Stored records
○ ○ ○
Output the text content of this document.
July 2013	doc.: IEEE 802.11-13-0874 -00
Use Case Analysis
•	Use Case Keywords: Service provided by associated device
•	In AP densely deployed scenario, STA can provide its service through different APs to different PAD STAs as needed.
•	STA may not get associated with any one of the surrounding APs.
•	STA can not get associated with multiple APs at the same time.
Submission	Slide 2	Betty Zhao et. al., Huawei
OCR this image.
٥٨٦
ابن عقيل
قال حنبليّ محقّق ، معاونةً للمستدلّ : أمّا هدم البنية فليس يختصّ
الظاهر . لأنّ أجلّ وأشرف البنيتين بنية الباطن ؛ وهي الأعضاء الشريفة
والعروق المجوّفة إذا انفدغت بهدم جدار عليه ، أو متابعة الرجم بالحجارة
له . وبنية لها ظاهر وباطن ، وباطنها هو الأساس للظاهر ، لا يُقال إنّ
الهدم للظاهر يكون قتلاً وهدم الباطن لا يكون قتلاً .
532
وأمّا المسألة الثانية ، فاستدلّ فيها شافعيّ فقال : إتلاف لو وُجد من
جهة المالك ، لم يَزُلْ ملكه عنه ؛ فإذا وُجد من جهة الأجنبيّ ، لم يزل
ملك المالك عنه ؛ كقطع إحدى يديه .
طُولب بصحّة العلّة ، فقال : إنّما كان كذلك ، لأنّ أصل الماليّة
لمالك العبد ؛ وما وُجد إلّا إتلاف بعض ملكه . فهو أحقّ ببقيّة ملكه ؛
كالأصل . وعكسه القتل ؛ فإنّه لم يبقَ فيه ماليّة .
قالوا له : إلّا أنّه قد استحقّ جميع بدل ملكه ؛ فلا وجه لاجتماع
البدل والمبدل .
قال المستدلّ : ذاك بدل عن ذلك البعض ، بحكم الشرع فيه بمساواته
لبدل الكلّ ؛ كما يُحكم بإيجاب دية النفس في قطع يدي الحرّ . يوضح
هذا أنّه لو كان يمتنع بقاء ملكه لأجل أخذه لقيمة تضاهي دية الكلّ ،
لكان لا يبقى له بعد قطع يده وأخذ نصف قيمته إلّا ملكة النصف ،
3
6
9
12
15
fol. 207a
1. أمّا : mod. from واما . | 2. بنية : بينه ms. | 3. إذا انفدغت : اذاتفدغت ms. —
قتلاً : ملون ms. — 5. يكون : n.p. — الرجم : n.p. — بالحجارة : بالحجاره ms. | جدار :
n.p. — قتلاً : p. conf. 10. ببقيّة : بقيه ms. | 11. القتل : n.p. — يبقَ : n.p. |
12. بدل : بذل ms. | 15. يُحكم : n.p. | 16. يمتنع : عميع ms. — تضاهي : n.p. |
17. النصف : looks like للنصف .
○ ○ ○
- STATED GOAL
Repeat all the records. Match each line exactly.

- COMPLETE RESPONSE
Output the text content of this document.
July 2013	doc.: IEEE 802.11-13-0874 -00
Use Case Analysis
•	Use Case Keywords: Service provided by associated device
•	In AP densely deployed scenario, STA can provide its service through different APs to different PAD STAs as needed.
•	STA may not get associated with any one of the surrounding APs.
•	STA can not get associated with multiple APs at the same time.
Submission	Slide 2	Betty Zhao et. al., Huawei
OCR this image.
٥٨٦
ابن عقيل
قال حنبليّ محقّق ، معاونةً للمستدلّ : أمّا هدم البنية فليس يختصّ
الظاهر . لأنّ أجلّ وأشرف البنيتين بنية الباطن ؛ وهي الأعضاء الشريفة
والعروق المجوّفة إذا انفدغت بهدم جدار عليه ، أو متابعة الرجم بالحجارة
له . وبنية لها ظاهر وباطن ، وباطنها هو الأساس للظاهر ، لا يُقال إنّ
الهدم للظاهر يكون قتلاً وهدم الباطن لا يكون قتلاً .
532
وأمّا المسألة الثانية ، فاستدلّ فيها شافعيّ فقال : إتلاف لو وُجد من
جهة المالك ، لم يَزُلْ ملكه عنه ؛ فإذا وُجد من جهة الأجنبيّ ، لم يزل
ملك المالك عنه ؛ كقطع إحدى يديه .
طُولب بصحّة العلّة ، فقال : إنّما كان كذلك ، لأنّ أصل الماليّة
لمالك العبد ؛ وما وُجد إلّا إتلاف بعض ملكه . فهو أحقّ ببقيّة ملكه ؛
كالأصل . وعكسه القتل ؛ فإنّه لم يبقَ فيه ماليّة .
قالوا له : إلّا أنّه قد استحقّ جميع بدل ملكه ؛ فلا وجه لاجتماع
البدل والمبدل .
قال المستدلّ : ذاك بدل عن ذلك البعض ، بحكم الشرع فيه بمساواته
لبدل الكلّ ؛ كما يُحكم بإيجاب دية النفس في قطع يدي الحرّ . يوضح
هذا أنّه لو كان يمتنع بقاء ملكه لأجل أخذه لقيمة تضاهي دية الكلّ ،
لكان لا يبقى له بعد قطع يده وأخذ نصف قيمته إلّا ملكة النصف ،
3
6
9
12
15
fol. 207a
1. أمّا : mod. from واما . | 2. بنية : بينه ms. | 3. إذا انفدغت : اذاتفدغت ms. —
قتلاً : ملون ms. — 5. يكون : n.p. — الرجم : n.p. — بالحجارة : بالحجاره ms. | جدار :
n.p. — قتلاً : p. conf. 10. ببقيّة : بقيه ms. | 11. القتل : n.p. — يبقَ : n.p. |
12. بدل : بذل ms. | 15. يُحكم : n.p. | 16. يمتنع : عميع ms. — تضاهي : n.p. |
17. النصف : looks like للنصف .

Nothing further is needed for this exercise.